- **WHAT IS NEEDED**
Give only the number of lines that hold the word "text".

Extracted data entries
* * * *
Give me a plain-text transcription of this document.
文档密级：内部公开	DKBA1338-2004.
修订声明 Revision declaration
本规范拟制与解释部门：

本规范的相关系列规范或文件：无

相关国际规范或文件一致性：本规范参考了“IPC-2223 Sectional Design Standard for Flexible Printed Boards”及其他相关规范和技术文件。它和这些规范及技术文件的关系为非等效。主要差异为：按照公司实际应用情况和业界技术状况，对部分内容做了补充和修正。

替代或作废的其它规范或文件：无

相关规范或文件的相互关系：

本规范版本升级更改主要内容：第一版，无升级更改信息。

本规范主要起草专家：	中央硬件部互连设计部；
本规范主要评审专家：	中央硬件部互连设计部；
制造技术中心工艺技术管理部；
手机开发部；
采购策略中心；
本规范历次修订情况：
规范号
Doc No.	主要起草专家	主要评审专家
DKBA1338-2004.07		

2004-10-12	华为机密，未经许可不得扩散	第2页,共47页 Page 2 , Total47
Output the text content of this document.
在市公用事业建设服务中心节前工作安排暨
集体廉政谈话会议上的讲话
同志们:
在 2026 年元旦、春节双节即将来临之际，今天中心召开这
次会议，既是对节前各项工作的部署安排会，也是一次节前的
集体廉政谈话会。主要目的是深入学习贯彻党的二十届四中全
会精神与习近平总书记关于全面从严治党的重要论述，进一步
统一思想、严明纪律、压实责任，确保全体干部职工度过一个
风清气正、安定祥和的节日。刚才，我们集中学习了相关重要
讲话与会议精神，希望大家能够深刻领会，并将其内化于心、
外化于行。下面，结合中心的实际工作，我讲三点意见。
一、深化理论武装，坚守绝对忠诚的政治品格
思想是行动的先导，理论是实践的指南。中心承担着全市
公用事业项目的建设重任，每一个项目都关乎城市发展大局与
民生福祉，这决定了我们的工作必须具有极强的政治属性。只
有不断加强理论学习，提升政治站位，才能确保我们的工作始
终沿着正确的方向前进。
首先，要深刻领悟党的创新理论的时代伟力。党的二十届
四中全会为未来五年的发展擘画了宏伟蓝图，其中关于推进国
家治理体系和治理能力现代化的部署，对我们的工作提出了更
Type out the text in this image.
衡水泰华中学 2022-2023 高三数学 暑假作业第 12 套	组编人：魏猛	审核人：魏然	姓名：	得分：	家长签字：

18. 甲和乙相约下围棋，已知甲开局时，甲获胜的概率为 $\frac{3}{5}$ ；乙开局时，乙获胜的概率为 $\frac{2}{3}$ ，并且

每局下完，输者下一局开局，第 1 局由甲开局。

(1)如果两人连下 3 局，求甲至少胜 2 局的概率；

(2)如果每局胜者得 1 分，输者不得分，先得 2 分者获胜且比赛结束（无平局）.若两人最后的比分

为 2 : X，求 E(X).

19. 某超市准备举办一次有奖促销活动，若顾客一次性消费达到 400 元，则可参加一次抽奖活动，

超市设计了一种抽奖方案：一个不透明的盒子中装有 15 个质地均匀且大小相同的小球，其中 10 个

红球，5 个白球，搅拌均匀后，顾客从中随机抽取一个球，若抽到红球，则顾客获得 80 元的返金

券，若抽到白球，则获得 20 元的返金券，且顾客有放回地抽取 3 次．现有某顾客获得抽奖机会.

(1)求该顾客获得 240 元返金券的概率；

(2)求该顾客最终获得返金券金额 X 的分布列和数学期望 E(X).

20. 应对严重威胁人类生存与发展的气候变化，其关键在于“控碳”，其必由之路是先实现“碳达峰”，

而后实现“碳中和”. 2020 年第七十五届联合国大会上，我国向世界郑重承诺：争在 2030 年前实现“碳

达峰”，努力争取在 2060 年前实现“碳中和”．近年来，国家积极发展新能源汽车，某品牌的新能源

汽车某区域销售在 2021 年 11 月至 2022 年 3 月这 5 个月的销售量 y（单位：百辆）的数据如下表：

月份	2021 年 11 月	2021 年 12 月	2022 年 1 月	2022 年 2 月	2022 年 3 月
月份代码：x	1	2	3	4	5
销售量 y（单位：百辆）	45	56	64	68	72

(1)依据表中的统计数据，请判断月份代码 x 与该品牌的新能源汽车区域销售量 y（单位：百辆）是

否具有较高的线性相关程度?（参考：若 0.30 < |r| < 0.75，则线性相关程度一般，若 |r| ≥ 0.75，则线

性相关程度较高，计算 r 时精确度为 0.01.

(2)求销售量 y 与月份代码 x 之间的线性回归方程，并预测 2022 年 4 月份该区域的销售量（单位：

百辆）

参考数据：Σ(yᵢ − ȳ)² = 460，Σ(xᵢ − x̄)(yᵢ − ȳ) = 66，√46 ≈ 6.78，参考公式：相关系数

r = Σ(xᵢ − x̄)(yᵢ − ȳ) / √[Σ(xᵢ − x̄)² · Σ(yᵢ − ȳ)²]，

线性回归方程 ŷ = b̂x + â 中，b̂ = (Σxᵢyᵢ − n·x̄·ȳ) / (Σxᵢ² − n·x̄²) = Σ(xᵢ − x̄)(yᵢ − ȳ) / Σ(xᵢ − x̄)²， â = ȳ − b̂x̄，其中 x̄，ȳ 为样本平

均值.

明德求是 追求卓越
* * * *
- **THE ANSWER**
3